== RECORD EXCERPTS ==
↓↓↓

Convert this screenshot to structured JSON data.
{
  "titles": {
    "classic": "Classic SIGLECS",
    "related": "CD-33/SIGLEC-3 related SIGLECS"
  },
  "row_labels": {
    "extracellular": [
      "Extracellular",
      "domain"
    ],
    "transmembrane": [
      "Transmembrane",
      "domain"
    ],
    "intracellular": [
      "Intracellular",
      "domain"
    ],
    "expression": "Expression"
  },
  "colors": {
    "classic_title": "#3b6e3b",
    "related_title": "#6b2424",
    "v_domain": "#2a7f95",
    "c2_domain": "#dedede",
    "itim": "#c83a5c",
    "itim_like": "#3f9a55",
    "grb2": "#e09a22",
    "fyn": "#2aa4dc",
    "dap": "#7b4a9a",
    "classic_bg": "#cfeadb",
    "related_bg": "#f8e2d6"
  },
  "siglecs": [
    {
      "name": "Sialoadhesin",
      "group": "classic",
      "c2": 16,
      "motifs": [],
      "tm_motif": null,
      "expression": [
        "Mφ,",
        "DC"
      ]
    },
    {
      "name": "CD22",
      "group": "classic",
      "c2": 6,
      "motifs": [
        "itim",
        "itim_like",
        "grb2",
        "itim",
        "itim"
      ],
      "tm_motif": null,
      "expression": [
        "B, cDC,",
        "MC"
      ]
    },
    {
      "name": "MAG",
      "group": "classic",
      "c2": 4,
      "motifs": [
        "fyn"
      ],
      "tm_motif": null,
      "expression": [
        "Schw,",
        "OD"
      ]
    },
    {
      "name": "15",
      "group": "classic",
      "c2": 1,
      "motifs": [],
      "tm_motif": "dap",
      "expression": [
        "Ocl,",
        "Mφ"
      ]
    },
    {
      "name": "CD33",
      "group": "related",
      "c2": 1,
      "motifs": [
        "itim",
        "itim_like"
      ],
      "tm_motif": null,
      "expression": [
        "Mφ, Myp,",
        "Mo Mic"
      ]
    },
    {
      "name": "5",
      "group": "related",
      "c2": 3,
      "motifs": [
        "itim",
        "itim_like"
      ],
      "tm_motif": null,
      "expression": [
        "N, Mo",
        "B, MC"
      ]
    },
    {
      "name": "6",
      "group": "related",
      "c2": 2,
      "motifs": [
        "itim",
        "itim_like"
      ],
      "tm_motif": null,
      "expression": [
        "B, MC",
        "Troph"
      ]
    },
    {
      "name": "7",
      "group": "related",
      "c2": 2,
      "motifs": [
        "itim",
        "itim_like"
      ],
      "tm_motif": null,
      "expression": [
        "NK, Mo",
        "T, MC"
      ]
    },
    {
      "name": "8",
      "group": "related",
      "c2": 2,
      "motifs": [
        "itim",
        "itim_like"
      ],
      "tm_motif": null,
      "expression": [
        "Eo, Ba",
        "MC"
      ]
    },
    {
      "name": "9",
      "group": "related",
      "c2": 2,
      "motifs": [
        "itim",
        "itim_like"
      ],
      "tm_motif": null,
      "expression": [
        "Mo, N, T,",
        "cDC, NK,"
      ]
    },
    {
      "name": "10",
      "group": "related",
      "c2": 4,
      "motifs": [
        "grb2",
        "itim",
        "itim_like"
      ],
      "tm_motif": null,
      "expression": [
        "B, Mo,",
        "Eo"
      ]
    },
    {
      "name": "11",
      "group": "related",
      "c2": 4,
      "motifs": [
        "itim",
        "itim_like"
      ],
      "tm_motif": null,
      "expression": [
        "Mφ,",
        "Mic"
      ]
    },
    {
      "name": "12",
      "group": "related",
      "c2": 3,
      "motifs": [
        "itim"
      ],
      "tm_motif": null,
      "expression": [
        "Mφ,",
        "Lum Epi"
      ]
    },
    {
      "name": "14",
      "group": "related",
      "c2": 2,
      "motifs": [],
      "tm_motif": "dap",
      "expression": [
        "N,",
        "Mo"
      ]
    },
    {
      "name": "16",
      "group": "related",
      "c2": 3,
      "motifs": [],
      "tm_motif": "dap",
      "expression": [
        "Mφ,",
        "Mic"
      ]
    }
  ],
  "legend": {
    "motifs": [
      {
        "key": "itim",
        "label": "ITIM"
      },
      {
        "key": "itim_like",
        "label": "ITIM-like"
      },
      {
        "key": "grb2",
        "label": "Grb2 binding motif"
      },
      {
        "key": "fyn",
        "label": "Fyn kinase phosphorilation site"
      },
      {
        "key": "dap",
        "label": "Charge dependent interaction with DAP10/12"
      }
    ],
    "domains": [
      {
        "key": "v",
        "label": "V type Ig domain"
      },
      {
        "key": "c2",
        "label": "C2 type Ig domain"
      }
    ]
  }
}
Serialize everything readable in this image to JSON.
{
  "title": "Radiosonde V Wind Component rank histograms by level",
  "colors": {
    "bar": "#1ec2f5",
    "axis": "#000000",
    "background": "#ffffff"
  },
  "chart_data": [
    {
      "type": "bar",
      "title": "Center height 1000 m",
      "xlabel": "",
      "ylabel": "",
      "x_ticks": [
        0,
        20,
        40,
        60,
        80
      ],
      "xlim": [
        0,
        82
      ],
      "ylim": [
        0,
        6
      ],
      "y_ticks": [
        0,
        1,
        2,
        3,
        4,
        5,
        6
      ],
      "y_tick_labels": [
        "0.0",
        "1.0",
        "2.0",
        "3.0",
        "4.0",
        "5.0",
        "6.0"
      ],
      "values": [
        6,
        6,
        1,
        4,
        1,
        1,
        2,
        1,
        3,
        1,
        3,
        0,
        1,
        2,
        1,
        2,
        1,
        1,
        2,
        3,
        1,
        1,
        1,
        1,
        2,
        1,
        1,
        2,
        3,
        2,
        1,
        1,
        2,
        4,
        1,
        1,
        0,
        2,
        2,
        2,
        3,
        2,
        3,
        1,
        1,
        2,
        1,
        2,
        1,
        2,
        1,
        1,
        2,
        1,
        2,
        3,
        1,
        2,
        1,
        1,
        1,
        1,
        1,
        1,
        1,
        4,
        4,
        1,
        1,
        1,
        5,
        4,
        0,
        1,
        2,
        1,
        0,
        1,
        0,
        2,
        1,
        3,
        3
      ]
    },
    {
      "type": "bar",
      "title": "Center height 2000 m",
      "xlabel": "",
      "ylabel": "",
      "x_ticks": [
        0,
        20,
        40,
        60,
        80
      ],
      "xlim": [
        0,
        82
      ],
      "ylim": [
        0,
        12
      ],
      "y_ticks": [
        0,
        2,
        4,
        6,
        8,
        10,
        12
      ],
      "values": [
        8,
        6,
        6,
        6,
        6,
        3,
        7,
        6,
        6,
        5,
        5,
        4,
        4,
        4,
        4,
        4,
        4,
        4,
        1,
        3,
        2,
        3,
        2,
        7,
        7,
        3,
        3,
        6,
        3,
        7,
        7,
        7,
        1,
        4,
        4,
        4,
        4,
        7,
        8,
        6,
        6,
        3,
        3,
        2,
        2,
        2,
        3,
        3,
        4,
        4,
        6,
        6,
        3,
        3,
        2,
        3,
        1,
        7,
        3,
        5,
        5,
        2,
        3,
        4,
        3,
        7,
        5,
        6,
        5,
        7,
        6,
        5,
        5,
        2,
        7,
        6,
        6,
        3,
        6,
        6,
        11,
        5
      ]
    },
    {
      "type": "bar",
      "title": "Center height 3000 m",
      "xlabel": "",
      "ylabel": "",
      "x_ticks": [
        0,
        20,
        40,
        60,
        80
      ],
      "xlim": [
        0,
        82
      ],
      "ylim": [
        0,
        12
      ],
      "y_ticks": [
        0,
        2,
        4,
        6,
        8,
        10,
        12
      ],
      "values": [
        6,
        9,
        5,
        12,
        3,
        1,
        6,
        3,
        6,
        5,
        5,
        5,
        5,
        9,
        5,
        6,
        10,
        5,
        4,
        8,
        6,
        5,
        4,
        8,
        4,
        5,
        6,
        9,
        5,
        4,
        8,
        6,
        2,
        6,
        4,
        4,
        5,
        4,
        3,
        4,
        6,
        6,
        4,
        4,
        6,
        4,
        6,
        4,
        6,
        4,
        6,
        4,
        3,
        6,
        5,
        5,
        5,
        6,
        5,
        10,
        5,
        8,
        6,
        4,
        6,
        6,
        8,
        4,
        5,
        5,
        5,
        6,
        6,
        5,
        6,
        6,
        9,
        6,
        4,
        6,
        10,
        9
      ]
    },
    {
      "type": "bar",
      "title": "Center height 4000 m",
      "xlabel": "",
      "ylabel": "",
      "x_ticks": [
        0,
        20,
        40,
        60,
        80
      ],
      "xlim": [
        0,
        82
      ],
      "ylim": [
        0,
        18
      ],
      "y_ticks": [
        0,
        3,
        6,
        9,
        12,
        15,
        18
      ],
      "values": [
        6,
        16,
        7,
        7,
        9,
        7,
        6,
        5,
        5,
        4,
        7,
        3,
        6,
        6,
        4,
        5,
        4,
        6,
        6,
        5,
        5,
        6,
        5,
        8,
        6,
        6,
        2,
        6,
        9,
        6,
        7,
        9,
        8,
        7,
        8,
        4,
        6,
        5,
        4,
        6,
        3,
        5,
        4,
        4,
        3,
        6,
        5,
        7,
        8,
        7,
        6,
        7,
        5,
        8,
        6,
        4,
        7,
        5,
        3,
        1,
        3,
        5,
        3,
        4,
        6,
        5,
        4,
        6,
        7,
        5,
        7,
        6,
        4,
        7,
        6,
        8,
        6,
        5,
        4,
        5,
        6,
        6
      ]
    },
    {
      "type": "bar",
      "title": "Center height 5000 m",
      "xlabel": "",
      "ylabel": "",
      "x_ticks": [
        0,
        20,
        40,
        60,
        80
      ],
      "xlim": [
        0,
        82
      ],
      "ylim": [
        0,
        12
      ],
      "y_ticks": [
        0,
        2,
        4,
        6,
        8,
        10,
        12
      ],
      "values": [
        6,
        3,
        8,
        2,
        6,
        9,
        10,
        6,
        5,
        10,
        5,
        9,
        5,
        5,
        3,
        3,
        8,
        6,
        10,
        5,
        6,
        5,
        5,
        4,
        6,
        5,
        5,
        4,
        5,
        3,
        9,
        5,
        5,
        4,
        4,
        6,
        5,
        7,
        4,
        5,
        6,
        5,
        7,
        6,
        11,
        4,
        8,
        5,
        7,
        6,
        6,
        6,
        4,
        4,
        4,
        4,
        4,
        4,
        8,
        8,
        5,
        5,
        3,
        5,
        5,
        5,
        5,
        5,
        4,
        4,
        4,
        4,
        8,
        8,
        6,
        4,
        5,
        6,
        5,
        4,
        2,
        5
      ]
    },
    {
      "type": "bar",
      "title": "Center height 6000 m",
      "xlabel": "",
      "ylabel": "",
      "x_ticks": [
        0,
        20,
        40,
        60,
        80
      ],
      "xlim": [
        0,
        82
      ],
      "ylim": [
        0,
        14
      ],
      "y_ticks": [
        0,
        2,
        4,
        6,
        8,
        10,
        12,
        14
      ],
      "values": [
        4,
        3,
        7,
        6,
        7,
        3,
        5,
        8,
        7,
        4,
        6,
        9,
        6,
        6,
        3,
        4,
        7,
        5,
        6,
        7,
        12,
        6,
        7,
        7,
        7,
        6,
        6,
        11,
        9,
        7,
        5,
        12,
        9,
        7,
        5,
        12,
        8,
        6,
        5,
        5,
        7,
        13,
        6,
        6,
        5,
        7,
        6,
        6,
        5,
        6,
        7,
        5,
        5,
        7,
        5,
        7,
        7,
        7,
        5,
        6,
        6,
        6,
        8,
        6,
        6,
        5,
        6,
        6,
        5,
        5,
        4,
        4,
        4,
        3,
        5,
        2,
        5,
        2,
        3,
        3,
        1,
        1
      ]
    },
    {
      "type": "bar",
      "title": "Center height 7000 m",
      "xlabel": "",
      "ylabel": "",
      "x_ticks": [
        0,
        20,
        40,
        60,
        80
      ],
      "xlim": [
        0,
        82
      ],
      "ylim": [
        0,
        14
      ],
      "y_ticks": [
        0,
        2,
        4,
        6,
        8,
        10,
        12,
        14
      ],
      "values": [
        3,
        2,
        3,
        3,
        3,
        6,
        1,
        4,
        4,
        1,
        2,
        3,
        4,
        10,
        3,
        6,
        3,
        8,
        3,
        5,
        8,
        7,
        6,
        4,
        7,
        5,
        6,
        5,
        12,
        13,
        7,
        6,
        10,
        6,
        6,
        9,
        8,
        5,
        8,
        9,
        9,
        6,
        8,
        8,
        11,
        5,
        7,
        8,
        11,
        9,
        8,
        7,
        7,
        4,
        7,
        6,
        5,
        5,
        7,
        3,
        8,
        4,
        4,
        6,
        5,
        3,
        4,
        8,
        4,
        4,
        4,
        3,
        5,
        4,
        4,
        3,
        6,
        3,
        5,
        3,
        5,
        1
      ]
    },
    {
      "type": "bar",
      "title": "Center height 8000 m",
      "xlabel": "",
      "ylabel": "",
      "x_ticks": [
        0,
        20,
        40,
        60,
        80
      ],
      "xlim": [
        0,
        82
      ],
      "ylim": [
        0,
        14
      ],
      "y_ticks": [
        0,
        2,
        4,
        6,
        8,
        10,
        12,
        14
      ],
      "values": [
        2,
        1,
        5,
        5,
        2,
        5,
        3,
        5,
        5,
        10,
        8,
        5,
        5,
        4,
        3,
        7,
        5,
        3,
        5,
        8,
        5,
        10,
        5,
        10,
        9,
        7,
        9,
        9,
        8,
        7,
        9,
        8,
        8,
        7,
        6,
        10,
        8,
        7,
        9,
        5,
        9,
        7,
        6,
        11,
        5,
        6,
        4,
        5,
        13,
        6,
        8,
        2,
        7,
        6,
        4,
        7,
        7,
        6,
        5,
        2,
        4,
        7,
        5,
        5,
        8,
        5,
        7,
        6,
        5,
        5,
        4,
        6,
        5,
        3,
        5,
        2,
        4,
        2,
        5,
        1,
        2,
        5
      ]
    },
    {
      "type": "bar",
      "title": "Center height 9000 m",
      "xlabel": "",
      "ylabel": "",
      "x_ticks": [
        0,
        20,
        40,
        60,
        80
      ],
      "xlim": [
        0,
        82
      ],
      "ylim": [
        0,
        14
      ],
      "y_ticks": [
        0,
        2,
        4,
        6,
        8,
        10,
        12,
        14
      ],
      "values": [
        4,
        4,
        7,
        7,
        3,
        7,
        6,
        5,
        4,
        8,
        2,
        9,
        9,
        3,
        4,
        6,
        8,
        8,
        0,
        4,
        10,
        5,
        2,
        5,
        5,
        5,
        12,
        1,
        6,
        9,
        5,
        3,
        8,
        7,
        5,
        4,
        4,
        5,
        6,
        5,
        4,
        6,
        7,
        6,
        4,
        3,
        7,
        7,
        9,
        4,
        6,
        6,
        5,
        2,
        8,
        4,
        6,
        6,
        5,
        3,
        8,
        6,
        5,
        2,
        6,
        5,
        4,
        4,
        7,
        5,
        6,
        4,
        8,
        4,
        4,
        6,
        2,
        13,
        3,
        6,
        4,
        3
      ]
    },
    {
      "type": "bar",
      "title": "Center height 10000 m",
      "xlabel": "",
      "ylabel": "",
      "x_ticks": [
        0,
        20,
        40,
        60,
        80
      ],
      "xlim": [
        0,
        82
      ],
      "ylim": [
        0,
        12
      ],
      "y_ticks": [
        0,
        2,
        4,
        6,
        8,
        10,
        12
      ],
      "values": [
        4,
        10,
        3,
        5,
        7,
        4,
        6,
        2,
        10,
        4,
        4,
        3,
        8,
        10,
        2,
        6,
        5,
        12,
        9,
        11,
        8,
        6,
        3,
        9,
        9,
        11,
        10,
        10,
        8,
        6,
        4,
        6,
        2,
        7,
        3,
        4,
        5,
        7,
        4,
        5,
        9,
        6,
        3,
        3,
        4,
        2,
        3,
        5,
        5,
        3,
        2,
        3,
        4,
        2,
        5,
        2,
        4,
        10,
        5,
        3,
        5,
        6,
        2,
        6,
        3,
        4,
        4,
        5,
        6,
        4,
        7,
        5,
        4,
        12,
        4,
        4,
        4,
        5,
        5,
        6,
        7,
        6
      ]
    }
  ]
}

↑↑↑

== YOUR TASK ==
Pick out every line of the listing containing the word "JSON", and show those lines.

== CORRECT RESULT ==
Convert this screenshot to structured JSON data.
Serialize everything readable in this image to JSON.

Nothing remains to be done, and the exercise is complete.